• _Exercise objective_:
In the entries below, find the lines with the word "name" and copy them.
— Begin —
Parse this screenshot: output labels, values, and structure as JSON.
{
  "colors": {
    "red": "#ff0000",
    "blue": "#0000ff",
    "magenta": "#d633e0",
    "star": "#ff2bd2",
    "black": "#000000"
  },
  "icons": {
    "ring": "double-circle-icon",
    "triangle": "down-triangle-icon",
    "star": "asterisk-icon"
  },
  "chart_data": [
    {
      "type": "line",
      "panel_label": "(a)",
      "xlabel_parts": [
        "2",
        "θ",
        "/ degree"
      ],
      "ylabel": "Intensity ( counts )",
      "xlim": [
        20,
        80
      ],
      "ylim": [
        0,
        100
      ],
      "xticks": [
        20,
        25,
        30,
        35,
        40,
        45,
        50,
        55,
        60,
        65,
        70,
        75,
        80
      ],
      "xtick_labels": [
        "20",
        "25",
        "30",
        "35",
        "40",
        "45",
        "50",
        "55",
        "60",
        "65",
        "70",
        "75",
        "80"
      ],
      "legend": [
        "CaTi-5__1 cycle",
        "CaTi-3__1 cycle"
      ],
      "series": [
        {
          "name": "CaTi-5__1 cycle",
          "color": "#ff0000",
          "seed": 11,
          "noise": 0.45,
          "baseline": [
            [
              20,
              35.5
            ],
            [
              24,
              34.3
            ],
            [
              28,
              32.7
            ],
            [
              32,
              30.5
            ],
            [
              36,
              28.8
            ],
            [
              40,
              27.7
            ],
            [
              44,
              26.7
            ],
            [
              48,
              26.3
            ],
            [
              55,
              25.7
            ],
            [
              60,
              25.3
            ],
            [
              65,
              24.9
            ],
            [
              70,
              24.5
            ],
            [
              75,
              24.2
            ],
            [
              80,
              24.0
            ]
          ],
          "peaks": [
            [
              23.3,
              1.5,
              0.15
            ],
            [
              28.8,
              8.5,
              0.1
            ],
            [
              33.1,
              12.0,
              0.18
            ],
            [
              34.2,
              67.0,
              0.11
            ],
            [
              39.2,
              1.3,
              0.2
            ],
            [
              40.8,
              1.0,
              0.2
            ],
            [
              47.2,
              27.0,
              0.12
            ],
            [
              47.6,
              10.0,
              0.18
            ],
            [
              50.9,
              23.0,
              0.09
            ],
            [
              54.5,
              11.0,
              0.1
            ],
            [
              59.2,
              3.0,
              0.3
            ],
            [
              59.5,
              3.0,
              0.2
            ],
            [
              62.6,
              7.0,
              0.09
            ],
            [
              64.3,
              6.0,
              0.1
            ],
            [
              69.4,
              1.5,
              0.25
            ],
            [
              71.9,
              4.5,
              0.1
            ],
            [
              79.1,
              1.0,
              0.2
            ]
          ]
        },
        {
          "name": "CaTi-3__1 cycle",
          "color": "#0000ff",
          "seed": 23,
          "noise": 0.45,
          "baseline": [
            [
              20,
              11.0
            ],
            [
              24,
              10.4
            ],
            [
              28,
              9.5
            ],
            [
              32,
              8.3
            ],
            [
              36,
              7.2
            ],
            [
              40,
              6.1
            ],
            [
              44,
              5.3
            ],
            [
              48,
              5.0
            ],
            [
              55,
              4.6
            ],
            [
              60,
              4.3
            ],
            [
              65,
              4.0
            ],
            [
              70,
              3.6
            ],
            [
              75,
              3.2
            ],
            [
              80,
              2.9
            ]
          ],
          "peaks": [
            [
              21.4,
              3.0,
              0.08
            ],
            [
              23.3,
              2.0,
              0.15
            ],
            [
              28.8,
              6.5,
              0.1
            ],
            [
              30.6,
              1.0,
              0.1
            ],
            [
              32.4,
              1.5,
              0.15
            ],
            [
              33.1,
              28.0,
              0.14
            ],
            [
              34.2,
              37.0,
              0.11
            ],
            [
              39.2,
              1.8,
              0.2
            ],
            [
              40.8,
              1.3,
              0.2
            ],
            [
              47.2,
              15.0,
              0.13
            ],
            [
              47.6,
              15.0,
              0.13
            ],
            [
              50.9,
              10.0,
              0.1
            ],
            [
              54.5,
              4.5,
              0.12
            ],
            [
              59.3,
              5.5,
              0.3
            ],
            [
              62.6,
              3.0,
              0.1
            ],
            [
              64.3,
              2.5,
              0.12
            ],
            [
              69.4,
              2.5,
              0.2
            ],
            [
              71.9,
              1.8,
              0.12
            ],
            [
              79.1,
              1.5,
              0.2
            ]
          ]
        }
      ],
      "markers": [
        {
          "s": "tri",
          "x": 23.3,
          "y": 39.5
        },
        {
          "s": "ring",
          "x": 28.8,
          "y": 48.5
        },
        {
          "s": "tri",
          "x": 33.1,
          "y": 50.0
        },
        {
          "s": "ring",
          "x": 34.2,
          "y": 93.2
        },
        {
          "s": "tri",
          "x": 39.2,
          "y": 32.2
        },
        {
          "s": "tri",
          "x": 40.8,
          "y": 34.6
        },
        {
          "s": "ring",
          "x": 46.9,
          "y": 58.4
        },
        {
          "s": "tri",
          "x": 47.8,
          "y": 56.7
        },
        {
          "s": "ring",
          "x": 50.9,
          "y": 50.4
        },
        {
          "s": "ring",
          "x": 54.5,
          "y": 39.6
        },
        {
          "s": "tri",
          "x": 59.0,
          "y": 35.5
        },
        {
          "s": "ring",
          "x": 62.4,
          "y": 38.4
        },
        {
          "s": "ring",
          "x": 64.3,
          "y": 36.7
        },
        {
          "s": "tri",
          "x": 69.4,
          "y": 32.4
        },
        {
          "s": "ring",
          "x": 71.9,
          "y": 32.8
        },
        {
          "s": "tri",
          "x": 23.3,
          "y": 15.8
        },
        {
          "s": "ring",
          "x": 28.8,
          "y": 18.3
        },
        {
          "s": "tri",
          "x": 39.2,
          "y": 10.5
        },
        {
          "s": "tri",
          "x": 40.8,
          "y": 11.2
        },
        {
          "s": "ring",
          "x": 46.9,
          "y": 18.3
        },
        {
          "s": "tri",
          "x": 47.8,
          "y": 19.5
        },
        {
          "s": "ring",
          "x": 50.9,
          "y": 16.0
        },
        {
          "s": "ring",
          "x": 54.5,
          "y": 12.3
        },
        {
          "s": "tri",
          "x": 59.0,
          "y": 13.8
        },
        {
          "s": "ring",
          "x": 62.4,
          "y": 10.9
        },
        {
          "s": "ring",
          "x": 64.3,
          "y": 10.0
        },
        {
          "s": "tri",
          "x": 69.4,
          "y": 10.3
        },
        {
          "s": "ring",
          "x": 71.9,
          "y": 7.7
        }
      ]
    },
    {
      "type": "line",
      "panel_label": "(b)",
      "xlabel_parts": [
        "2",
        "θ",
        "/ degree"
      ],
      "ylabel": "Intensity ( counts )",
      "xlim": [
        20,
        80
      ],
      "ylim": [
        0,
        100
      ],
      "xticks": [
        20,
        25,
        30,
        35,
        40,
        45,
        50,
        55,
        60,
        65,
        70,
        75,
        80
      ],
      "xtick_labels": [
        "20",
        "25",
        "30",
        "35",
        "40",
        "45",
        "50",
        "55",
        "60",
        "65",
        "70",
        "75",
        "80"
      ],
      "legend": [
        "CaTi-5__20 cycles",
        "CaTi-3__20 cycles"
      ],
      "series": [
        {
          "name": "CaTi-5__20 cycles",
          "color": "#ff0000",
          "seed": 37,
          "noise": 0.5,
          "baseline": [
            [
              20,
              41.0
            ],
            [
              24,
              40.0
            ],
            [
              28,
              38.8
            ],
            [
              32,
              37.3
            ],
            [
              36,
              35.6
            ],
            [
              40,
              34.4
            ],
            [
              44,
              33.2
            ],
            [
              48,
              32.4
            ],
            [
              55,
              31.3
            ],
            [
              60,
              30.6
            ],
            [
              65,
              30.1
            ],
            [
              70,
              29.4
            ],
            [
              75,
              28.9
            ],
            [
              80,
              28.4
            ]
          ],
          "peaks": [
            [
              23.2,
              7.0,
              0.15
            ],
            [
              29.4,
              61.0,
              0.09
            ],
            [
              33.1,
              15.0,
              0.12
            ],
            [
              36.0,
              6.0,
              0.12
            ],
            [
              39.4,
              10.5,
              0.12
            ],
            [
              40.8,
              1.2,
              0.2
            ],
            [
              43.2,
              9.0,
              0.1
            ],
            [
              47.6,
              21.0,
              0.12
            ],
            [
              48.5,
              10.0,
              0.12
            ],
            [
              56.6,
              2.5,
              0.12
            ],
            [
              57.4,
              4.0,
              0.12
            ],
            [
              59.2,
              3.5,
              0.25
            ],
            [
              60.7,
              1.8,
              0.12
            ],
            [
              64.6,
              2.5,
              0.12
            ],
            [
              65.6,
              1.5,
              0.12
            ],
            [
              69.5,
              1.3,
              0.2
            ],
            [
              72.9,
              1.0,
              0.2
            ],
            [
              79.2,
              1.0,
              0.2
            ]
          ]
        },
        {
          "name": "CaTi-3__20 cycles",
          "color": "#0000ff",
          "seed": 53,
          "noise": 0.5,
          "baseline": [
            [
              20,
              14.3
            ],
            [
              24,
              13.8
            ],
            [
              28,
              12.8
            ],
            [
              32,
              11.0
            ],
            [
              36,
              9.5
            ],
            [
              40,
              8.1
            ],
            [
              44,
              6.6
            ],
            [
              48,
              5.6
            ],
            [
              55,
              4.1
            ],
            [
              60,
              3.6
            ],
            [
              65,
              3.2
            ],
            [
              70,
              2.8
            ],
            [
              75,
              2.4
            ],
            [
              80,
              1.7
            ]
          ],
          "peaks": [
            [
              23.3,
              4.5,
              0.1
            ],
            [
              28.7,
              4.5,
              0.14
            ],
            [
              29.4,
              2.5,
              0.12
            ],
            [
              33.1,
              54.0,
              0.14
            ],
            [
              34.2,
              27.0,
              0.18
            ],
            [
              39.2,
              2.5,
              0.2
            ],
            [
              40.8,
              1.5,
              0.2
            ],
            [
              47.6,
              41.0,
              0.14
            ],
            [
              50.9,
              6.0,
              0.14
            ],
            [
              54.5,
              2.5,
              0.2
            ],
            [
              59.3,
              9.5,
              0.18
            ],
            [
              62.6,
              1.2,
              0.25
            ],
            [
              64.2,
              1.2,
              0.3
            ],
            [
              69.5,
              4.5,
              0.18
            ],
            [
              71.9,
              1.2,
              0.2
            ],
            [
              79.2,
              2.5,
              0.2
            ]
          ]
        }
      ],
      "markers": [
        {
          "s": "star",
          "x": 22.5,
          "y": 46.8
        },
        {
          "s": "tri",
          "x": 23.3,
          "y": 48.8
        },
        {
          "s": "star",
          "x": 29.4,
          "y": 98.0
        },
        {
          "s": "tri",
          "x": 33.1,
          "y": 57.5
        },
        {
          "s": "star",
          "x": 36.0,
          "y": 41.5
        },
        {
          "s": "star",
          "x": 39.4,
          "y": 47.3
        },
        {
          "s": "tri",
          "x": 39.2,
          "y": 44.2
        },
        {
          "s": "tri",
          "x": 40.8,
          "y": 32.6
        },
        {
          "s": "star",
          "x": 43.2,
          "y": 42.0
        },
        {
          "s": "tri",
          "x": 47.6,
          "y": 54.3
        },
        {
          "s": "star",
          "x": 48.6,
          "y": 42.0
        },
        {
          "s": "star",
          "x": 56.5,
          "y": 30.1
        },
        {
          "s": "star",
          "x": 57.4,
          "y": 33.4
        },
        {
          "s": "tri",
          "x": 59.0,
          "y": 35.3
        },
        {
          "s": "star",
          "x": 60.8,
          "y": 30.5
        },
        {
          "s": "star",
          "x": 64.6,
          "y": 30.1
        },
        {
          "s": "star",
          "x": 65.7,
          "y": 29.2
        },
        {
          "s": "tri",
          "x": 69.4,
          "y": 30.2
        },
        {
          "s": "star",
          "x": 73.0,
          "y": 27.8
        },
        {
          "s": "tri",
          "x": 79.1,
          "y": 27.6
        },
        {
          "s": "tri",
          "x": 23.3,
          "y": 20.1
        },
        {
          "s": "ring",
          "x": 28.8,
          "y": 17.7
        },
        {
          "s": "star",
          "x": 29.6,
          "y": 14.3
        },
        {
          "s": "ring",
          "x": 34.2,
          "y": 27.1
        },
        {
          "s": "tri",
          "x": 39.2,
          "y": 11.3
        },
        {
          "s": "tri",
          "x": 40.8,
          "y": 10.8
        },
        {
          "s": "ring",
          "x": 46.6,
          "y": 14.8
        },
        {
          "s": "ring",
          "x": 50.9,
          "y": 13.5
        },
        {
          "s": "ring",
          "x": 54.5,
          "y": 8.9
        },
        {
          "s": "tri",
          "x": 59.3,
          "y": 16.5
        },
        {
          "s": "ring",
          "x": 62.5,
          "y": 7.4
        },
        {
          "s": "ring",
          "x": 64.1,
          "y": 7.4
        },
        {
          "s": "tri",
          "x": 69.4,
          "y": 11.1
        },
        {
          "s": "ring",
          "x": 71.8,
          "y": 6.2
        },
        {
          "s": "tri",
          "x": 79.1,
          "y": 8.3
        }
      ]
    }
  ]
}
— End —
• _Finished exercise_:
          "name": "CaTi-5__1 cycle",
          "name": "CaTi-3__1 cycle",
          "name": "CaTi-5__20 cycles",
          "name": "CaTi-3__20 cycles",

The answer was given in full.